Say how many lines of the material below contain the word "this", with no other words.

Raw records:
╭──
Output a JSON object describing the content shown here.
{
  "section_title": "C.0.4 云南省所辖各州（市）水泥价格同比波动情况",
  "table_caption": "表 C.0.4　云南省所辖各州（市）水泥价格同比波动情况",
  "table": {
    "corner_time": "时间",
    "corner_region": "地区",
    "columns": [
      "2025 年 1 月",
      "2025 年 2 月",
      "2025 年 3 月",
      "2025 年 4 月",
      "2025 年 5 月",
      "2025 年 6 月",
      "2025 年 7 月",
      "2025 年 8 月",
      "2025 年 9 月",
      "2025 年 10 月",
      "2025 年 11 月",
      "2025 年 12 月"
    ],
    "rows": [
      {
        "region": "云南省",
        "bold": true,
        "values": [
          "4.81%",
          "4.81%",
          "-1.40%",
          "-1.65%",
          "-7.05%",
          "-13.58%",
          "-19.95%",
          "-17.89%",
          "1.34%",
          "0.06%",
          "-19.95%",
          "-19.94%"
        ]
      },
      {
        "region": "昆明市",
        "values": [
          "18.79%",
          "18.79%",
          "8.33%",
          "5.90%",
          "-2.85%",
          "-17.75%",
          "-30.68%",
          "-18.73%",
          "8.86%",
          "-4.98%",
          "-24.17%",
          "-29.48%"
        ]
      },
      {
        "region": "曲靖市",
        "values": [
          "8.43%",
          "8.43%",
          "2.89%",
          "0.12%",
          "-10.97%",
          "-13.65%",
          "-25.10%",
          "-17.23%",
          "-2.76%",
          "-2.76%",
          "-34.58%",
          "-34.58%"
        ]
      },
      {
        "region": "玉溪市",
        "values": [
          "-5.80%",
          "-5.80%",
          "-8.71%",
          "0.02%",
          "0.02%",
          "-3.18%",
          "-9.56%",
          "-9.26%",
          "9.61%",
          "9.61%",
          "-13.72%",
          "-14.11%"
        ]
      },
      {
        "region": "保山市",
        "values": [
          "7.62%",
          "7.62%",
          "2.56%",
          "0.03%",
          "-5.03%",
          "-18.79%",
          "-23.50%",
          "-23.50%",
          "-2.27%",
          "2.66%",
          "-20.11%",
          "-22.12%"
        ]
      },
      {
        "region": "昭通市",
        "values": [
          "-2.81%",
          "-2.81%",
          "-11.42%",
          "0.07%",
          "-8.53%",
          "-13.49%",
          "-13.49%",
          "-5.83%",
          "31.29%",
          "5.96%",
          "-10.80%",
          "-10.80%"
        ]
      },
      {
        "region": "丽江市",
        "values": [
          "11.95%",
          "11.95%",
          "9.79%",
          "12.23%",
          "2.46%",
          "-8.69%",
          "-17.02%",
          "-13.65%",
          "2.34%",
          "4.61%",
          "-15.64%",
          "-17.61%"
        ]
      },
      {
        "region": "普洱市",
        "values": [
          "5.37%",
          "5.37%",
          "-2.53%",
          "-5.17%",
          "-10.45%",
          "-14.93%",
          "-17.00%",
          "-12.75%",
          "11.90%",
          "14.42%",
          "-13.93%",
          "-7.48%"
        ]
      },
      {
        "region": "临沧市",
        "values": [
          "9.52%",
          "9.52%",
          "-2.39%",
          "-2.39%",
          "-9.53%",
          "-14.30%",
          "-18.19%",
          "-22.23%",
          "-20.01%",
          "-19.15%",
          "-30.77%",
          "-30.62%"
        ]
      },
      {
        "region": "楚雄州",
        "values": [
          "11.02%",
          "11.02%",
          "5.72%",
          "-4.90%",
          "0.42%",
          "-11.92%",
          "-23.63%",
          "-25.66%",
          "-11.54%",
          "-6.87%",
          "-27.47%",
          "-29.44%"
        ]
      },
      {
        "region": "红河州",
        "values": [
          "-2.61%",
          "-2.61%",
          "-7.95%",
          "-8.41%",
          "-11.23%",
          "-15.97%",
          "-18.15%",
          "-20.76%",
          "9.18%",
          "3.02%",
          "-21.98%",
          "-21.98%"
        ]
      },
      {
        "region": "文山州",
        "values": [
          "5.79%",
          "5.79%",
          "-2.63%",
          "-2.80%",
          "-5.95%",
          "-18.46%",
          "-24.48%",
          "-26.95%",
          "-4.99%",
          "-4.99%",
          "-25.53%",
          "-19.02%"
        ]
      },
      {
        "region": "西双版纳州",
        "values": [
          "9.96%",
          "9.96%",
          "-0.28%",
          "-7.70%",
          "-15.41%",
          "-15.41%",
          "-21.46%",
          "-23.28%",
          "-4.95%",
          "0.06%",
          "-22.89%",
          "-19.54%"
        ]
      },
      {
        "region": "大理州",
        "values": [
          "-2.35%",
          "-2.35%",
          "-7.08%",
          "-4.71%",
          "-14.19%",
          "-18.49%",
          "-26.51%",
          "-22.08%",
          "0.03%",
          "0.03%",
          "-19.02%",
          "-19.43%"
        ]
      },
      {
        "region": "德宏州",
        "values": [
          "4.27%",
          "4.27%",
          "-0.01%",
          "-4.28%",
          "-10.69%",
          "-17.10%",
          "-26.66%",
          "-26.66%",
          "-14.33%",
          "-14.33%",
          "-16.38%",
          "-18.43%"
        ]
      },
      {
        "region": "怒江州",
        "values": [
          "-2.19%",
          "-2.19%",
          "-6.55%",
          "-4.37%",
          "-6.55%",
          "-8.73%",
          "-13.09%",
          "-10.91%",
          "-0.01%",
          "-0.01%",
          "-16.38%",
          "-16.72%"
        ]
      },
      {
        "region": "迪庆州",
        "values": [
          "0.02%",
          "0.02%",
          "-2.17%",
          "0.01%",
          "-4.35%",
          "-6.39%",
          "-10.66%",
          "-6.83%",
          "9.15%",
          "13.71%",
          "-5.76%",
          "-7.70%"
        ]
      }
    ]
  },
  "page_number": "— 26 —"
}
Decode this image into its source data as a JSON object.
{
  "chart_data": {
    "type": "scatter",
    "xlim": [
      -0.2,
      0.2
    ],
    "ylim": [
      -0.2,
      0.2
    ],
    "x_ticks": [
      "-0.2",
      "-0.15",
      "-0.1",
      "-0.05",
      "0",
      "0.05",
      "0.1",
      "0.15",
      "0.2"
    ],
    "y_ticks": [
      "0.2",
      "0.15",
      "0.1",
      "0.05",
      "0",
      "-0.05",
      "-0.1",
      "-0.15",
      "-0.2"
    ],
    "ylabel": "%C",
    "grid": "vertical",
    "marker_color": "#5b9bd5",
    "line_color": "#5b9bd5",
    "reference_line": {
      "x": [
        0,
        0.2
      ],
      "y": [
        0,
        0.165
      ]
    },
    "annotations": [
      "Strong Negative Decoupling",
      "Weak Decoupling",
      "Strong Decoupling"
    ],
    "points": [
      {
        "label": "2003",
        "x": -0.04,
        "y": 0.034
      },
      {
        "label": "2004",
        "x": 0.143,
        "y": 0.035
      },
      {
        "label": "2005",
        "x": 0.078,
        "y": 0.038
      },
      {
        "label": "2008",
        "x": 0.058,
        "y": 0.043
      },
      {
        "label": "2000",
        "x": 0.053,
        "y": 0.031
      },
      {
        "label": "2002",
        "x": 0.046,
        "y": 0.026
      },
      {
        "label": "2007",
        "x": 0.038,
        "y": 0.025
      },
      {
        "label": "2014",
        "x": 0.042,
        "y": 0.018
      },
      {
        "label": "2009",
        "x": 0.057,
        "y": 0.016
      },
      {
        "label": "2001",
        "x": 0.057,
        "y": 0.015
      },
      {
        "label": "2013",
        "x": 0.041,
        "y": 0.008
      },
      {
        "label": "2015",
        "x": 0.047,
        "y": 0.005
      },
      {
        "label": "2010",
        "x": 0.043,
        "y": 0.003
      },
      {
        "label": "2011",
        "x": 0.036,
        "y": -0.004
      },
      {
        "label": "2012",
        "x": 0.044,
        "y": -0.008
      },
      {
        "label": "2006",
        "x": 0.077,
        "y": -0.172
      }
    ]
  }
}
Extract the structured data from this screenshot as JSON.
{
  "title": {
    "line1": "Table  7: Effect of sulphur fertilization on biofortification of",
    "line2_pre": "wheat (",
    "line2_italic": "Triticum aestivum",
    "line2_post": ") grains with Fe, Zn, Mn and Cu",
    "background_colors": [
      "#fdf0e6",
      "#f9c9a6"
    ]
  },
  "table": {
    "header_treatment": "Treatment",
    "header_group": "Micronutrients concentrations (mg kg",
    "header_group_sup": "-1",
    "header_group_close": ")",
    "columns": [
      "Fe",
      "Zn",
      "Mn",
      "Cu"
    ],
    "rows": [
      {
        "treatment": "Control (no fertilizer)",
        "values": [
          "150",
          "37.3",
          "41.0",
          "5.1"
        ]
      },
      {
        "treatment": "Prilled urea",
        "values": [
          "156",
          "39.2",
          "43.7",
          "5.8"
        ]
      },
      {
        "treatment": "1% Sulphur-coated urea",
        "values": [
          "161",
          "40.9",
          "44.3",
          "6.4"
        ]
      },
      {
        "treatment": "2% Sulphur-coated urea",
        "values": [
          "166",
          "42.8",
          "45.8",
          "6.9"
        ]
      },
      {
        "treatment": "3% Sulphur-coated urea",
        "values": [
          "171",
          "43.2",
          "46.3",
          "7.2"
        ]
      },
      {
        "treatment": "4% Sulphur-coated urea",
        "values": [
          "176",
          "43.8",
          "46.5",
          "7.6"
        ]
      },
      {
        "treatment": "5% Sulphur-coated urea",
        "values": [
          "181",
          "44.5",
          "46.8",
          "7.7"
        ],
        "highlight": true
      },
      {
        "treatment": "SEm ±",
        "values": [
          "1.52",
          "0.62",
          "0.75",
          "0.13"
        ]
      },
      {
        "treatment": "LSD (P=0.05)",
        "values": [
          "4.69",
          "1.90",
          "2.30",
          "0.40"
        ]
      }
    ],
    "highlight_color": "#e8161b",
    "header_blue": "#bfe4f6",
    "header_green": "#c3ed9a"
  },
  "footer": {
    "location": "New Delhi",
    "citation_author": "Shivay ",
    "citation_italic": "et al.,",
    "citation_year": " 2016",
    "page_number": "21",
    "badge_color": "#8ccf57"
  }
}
╰──
## Problem solution
2